▸ **Text section**
Mr. Xiao has impressed some of his American partners.
“He’s a visionary,” said Andrew Feldman, the chief executive of Cerebras, the Silicon Valley A.I. firm that is partnering with G42 on the supercomputer project. “He’s knowledgeable and thoughtful. I found somebody with a shared vision.”
Besides its work with G42, Cerebras has several U.S. government contracts, including with the Air Force Research Laboratory and the Department of Energy, according to public records and Mr. Feldman.
Mr. Feldman said he was surprised to hear about the Biden administration’s concerns about G42 and said that no American officials have raised those concerns with him or other officers at Cerebras.
OpenAI and Microsoft declined to comment, and Dell said, “We comply with global regulations and have nothing additional to add.”
Social Media and Genetic Data
Sheikh Tahnoon, the company’s sunglasses-obsessed chairman, is one of the Emirates’ most powerful men. Even in a state where senior officials often hold multiple posts, Sheikh Tahnoon, a brother of the Emirati president, stands out. In addition to overseeing a secretive conglomerate called the “International Holding Company” — the country’s most valuable listed firm — Sheikh Tahnoon is also the deputy ruler of the emirate of Abu Dhabi and head of an $853 billion sovereign wealth fund. (Another family-run sovereign wealth fund, Mubadala, has a stake in G42.)

▸ **What is being asked**
Please summarize this passage on G42 and its partners in two sentences.

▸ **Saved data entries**
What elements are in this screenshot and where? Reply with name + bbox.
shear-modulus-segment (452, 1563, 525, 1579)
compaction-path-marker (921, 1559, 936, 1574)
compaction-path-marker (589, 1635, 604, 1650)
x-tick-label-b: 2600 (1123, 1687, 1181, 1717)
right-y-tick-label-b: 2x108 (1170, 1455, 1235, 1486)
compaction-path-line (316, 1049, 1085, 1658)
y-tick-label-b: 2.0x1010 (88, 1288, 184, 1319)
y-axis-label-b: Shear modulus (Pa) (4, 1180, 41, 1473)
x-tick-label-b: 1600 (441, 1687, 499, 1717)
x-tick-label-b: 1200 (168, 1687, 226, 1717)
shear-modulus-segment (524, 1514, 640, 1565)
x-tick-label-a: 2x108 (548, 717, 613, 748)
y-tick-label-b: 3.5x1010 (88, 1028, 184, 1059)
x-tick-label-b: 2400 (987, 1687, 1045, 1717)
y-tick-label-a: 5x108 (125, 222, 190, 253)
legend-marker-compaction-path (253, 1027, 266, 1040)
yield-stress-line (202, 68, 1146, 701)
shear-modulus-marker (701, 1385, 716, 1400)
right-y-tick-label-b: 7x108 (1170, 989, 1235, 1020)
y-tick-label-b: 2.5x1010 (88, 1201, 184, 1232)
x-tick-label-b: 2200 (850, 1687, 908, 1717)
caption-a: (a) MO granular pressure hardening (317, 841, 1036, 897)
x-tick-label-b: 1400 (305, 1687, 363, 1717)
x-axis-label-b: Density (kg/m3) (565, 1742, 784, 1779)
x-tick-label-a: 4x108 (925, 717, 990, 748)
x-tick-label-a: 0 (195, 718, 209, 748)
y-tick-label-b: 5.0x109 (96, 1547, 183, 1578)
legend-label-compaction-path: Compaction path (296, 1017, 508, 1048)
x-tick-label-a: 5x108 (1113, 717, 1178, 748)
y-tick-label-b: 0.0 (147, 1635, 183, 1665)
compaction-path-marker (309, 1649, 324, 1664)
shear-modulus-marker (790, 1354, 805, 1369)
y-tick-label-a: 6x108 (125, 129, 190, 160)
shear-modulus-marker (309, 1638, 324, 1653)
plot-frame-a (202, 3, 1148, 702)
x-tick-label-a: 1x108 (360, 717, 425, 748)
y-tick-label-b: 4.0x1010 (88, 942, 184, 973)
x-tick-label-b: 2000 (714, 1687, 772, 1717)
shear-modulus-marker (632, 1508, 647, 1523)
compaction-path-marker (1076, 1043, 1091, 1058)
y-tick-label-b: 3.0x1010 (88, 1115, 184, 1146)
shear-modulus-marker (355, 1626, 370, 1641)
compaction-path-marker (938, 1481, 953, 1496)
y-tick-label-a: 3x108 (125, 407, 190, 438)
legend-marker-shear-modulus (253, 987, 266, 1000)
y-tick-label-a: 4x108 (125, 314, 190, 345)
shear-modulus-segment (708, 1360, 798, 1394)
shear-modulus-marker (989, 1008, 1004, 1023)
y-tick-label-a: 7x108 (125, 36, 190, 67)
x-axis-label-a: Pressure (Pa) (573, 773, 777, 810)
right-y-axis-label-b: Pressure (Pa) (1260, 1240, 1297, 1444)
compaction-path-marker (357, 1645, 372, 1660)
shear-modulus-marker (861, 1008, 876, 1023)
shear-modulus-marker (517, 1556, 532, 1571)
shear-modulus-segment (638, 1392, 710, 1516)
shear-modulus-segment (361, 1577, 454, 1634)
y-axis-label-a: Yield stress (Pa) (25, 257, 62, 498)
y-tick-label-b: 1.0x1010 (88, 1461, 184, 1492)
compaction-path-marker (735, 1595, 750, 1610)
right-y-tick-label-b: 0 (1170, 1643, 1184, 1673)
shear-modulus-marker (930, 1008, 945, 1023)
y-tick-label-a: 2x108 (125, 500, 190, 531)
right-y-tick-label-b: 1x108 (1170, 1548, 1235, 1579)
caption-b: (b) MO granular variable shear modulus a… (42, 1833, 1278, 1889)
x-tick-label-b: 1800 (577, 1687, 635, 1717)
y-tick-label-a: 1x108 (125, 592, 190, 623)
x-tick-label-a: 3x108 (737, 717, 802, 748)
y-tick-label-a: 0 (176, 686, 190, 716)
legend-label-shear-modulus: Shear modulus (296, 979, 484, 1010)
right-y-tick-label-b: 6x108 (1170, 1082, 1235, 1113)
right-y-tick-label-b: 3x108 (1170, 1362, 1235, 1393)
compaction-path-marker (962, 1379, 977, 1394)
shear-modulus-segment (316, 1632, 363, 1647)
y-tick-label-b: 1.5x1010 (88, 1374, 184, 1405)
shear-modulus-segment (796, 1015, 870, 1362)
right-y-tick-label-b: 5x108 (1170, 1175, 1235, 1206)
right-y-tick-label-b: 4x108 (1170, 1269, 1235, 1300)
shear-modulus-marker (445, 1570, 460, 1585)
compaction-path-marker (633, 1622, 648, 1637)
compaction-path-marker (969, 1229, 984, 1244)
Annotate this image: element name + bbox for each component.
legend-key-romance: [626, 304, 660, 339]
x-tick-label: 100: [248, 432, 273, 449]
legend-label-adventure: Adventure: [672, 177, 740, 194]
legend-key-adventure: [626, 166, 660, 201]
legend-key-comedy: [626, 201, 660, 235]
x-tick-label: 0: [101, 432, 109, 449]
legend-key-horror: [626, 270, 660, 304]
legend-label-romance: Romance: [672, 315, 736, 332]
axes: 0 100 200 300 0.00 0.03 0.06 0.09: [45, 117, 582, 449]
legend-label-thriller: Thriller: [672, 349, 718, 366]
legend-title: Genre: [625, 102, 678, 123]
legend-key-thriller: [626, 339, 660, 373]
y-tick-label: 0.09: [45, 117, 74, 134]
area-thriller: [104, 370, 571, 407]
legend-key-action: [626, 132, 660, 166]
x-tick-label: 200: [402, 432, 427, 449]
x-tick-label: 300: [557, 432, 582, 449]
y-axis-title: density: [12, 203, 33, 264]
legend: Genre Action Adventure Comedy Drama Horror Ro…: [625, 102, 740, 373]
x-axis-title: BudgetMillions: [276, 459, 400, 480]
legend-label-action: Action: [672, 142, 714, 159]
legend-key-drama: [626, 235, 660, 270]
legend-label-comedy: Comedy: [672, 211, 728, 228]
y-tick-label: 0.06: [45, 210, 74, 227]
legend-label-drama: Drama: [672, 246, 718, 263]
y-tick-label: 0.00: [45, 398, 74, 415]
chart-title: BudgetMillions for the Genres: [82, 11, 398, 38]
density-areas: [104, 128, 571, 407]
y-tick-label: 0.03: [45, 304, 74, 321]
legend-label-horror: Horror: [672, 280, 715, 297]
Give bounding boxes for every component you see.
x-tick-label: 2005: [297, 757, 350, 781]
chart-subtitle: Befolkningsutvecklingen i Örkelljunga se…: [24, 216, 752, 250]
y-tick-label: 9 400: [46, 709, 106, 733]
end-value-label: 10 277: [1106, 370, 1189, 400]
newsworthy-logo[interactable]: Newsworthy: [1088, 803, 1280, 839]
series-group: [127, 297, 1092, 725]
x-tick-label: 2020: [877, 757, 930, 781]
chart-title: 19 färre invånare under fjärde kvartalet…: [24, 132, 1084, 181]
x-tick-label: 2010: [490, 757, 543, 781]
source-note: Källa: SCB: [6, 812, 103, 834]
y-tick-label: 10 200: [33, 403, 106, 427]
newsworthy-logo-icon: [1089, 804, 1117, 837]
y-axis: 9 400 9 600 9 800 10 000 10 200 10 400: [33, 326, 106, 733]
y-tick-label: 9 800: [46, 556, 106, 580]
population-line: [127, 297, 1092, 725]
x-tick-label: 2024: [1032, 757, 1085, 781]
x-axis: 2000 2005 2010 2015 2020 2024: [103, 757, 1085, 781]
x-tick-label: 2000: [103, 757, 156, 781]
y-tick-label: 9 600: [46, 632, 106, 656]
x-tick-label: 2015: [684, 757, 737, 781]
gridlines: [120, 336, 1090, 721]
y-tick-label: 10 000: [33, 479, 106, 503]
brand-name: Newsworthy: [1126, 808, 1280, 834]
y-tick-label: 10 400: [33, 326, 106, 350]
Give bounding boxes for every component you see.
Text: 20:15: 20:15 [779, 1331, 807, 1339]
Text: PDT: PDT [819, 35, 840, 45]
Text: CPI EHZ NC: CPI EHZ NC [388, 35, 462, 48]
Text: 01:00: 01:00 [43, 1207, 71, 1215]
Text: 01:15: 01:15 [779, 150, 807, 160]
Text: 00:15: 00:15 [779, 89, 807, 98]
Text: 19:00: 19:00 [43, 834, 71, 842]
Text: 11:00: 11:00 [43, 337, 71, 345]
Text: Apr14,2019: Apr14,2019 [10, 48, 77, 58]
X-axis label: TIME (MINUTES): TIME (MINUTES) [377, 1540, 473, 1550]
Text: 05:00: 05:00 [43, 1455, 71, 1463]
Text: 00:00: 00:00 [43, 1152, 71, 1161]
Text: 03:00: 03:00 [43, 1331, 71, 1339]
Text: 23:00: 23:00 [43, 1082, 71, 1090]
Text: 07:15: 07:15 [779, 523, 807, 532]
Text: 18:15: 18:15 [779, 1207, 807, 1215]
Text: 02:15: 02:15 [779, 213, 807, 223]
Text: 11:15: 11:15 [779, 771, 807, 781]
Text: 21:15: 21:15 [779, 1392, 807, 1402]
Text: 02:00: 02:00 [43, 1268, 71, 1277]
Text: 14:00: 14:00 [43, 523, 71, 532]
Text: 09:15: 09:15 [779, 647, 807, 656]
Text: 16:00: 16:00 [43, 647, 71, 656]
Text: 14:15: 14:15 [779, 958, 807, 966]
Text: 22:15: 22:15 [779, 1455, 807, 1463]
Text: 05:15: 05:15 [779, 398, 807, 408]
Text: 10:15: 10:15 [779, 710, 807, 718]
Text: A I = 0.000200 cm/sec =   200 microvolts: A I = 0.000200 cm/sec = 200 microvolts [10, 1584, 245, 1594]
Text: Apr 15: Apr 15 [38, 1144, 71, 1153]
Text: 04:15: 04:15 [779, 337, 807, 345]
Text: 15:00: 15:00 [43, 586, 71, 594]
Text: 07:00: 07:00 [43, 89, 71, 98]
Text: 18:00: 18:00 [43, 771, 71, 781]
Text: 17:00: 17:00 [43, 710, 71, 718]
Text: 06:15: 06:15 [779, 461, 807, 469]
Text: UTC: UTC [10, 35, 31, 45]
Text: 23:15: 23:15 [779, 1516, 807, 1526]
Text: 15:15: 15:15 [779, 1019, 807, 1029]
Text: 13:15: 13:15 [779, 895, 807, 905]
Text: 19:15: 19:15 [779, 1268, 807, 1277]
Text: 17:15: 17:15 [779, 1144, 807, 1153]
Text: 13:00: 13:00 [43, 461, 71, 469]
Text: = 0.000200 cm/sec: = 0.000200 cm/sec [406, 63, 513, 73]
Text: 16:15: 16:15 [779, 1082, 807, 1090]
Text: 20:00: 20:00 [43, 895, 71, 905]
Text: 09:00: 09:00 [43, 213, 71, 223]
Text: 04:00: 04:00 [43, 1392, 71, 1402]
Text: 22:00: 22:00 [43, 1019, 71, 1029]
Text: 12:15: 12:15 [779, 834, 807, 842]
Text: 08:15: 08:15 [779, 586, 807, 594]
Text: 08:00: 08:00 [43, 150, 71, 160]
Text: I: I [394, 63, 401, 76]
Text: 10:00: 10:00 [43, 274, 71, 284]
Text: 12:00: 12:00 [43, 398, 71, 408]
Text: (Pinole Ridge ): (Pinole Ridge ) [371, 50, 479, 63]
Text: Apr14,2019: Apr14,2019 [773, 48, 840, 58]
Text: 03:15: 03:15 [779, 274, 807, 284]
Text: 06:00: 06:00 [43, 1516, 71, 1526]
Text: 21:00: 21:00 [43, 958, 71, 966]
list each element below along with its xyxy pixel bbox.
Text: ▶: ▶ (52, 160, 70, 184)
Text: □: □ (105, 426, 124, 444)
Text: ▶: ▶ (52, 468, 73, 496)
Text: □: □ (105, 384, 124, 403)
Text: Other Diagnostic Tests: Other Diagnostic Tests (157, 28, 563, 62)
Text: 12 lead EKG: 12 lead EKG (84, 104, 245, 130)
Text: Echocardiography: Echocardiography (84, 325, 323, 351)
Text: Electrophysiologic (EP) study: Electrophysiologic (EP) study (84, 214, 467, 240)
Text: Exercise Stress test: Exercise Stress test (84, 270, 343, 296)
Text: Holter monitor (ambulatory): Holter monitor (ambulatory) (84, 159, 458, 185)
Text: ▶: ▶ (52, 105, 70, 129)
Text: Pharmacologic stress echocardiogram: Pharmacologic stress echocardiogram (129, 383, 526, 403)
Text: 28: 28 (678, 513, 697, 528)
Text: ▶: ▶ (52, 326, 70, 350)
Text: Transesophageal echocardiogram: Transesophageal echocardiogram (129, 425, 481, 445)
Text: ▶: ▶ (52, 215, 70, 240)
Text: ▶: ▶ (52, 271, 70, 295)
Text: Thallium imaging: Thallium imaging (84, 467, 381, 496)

▸ **Answer box**
Andrew Feldman, chief executive of Cerebras, which is partnering with G42 on a supercomputer project, praised Mr. Xiao as a visionary and said no American officials had raised the Biden administration's concerns about G42 with him or other Cerebras officers. Sheikh Tahnoon, the company's chairman and a brother of the Emirati president, is deputy ruler of Abu Dhabi and head of an $853 billion sovereign wealth fund.